DIRECTION -
In the lines below, rename "event-marker" to "timeline-marker" everywhere it occurs and leave the rest unchanged.

··· DATASET RECORDS

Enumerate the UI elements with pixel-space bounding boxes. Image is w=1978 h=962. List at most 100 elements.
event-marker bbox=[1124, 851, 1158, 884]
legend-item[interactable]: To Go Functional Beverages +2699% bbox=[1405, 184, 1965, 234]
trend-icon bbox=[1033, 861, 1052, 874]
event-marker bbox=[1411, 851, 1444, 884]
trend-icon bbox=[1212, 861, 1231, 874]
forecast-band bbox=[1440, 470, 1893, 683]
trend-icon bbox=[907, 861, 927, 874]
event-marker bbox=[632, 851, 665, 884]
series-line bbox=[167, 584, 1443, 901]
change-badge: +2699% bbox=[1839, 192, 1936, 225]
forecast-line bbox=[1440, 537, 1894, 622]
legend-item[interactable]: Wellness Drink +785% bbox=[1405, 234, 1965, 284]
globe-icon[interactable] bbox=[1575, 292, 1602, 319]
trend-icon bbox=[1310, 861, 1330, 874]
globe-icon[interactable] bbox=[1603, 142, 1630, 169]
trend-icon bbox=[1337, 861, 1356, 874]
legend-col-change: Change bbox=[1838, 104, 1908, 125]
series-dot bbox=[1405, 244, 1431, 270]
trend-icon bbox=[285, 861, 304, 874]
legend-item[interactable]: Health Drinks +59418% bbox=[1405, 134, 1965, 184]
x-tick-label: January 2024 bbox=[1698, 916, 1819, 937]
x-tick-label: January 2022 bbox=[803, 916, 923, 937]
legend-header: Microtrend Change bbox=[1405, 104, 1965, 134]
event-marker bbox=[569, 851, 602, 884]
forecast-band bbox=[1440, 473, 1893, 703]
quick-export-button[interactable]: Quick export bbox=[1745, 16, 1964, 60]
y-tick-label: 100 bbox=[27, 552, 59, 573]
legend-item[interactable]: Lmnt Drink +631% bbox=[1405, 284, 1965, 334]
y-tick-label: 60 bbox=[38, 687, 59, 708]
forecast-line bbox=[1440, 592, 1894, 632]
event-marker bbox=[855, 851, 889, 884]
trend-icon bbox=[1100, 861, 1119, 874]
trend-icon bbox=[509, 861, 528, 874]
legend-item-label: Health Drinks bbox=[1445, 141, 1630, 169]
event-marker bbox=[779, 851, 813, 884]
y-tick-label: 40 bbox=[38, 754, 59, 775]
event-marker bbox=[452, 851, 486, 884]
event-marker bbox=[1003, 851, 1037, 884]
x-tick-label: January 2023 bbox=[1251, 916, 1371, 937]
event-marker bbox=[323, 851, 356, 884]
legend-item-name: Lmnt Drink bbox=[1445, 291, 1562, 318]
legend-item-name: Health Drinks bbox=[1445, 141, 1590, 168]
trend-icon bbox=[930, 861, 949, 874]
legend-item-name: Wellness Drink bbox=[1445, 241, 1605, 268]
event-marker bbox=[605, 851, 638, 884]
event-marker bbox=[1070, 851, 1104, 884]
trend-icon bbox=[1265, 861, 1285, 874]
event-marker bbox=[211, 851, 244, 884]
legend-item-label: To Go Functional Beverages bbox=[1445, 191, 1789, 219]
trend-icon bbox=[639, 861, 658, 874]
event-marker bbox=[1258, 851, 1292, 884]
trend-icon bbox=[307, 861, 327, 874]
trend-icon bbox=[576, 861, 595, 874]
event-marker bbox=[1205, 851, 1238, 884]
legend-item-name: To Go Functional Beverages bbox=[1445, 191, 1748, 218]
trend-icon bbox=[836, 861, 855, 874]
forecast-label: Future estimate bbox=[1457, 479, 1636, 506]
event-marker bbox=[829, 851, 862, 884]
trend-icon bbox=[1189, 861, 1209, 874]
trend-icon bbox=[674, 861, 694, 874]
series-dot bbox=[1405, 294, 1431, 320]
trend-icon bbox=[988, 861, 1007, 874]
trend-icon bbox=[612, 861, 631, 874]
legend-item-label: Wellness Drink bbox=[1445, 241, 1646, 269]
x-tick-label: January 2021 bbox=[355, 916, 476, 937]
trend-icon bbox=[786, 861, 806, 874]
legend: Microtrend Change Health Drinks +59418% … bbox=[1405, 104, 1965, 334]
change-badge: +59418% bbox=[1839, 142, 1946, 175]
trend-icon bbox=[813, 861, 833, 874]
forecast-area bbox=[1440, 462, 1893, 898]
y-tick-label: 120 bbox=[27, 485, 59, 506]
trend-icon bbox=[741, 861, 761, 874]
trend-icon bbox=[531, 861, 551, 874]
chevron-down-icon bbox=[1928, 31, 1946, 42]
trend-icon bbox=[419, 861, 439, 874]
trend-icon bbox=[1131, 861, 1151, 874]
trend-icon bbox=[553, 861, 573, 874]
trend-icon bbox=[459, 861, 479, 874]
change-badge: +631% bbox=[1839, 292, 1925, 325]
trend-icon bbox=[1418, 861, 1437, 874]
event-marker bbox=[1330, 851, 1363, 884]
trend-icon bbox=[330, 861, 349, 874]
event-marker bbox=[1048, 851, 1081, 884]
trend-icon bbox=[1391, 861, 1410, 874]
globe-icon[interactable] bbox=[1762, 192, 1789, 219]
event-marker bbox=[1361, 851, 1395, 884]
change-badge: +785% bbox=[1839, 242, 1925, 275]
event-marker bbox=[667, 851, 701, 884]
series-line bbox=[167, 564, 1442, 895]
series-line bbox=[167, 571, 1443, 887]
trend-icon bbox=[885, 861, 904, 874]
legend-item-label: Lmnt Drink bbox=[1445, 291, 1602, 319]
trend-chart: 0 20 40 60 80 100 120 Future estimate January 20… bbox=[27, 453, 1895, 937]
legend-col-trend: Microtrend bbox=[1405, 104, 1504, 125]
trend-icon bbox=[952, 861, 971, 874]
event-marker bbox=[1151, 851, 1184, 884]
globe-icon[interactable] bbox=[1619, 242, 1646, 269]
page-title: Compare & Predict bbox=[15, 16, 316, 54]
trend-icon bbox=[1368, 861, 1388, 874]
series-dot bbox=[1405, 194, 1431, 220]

······

TASK OUTPUT -
Enumerate the UI elements with pixel-space bounding boxes. Image is w=1978 h=962. List at most 100 elements.
timeline-marker bbox=[1124, 851, 1158, 884]
legend-item[interactable]: To Go Functional Beverages +2699% bbox=[1405, 184, 1965, 234]
trend-icon bbox=[1033, 861, 1052, 874]
timeline-marker bbox=[1411, 851, 1444, 884]
trend-icon bbox=[1212, 861, 1231, 874]
forecast-band bbox=[1440, 470, 1893, 683]
trend-icon bbox=[907, 861, 927, 874]
timeline-marker bbox=[632, 851, 665, 884]
series-line bbox=[167, 584, 1443, 901]
change-badge: +2699% bbox=[1839, 192, 1936, 225]
forecast-line bbox=[1440, 537, 1894, 622]
legend-item[interactable]: Wellness Drink +785% bbox=[1405, 234, 1965, 284]
globe-icon[interactable] bbox=[1575, 292, 1602, 319]
trend-icon bbox=[1310, 861, 1330, 874]
globe-icon[interactable] bbox=[1603, 142, 1630, 169]
trend-icon bbox=[1337, 861, 1356, 874]
legend-col-change: Change bbox=[1838, 104, 1908, 125]
series-dot bbox=[1405, 244, 1431, 270]
trend-icon bbox=[285, 861, 304, 874]
legend-item[interactable]: Health Drinks +59418% bbox=[1405, 134, 1965, 184]
x-tick-label: January 2024 bbox=[1698, 916, 1819, 937]
x-tick-label: January 2022 bbox=[803, 916, 923, 937]
legend-header: Microtrend Change bbox=[1405, 104, 1965, 134]
timeline-marker bbox=[569, 851, 602, 884]
forecast-band bbox=[1440, 473, 1893, 703]
quick-export-button[interactable]: Quick export bbox=[1745, 16, 1964, 60]
y-tick-label: 100 bbox=[27, 552, 59, 573]
legend-item[interactable]: Lmnt Drink +631% bbox=[1405, 284, 1965, 334]
y-tick-label: 60 bbox=[38, 687, 59, 708]
forecast-line bbox=[1440, 592, 1894, 632]
timeline-marker bbox=[855, 851, 889, 884]
trend-icon bbox=[1100, 861, 1119, 874]
trend-icon bbox=[509, 861, 528, 874]
legend-item-label: Health Drinks bbox=[1445, 141, 1630, 169]
timeline-marker bbox=[779, 851, 813, 884]
y-tick-label: 40 bbox=[38, 754, 59, 775]
timeline-marker bbox=[452, 851, 486, 884]
timeline-marker bbox=[1003, 851, 1037, 884]
x-tick-label: January 2023 bbox=[1251, 916, 1371, 937]
timeline-marker bbox=[323, 851, 356, 884]
legend-item-name: Lmnt Drink bbox=[1445, 291, 1562, 318]
legend-item-name: Health Drinks bbox=[1445, 141, 1590, 168]
trend-icon bbox=[930, 861, 949, 874]
legend-item-name: Wellness Drink bbox=[1445, 241, 1605, 268]
timeline-marker bbox=[605, 851, 638, 884]
timeline-marker bbox=[1070, 851, 1104, 884]
trend-icon bbox=[1265, 861, 1285, 874]
timeline-marker bbox=[211, 851, 244, 884]
legend-item-label: To Go Functional Beverages bbox=[1445, 191, 1789, 219]
trend-icon bbox=[639, 861, 658, 874]
timeline-marker bbox=[1258, 851, 1292, 884]
trend-icon bbox=[307, 861, 327, 874]
trend-icon bbox=[576, 861, 595, 874]
timeline-marker bbox=[1205, 851, 1238, 884]
legend-item-name: To Go Functional Beverages bbox=[1445, 191, 1748, 218]
trend-icon bbox=[836, 861, 855, 874]
forecast-label: Future estimate bbox=[1457, 479, 1636, 506]
timeline-marker bbox=[829, 851, 862, 884]
trend-icon bbox=[1189, 861, 1209, 874]
trend-icon bbox=[674, 861, 694, 874]
series-dot bbox=[1405, 294, 1431, 320]
trend-icon bbox=[988, 861, 1007, 874]
trend-icon bbox=[612, 861, 631, 874]
legend-item-label: Wellness Drink bbox=[1445, 241, 1646, 269]
x-tick-label: January 2021 bbox=[355, 916, 476, 937]
trend-icon bbox=[786, 861, 806, 874]
legend: Microtrend Change Health Drinks +59418% … bbox=[1405, 104, 1965, 334]
change-badge: +59418% bbox=[1839, 142, 1946, 175]
trend-icon bbox=[813, 861, 833, 874]
forecast-area bbox=[1440, 462, 1893, 898]
y-tick-label: 120 bbox=[27, 485, 59, 506]
trend-icon bbox=[741, 861, 761, 874]
trend-icon bbox=[531, 861, 551, 874]
chevron-down-icon bbox=[1928, 31, 1946, 42]
trend-icon bbox=[419, 861, 439, 874]
trend-icon bbox=[1131, 861, 1151, 874]
trend-icon bbox=[553, 861, 573, 874]
trend-icon bbox=[459, 861, 479, 874]
change-badge: +631% bbox=[1839, 292, 1925, 325]
trend-icon bbox=[1418, 861, 1437, 874]
timeline-marker bbox=[1330, 851, 1363, 884]
trend-icon bbox=[330, 861, 349, 874]
timeline-marker bbox=[1048, 851, 1081, 884]
trend-icon bbox=[1391, 861, 1410, 874]
globe-icon[interactable] bbox=[1762, 192, 1789, 219]
timeline-marker bbox=[1361, 851, 1395, 884]
change-badge: +785% bbox=[1839, 242, 1925, 275]
timeline-marker bbox=[667, 851, 701, 884]
series-line bbox=[167, 564, 1442, 895]
series-line bbox=[167, 571, 1443, 887]
trend-icon bbox=[885, 861, 904, 874]
legend-item-label: Lmnt Drink bbox=[1445, 291, 1602, 319]
trend-chart: 0 20 40 60 80 100 120 Future estimate January 20… bbox=[27, 453, 1895, 937]
legend-col-trend: Microtrend bbox=[1405, 104, 1504, 125]
trend-icon bbox=[952, 861, 971, 874]
timeline-marker bbox=[1151, 851, 1184, 884]
globe-icon[interactable] bbox=[1619, 242, 1646, 269]
page-title: Compare & Predict bbox=[15, 16, 316, 54]
trend-icon bbox=[1368, 861, 1388, 874]
series-dot bbox=[1405, 194, 1431, 220]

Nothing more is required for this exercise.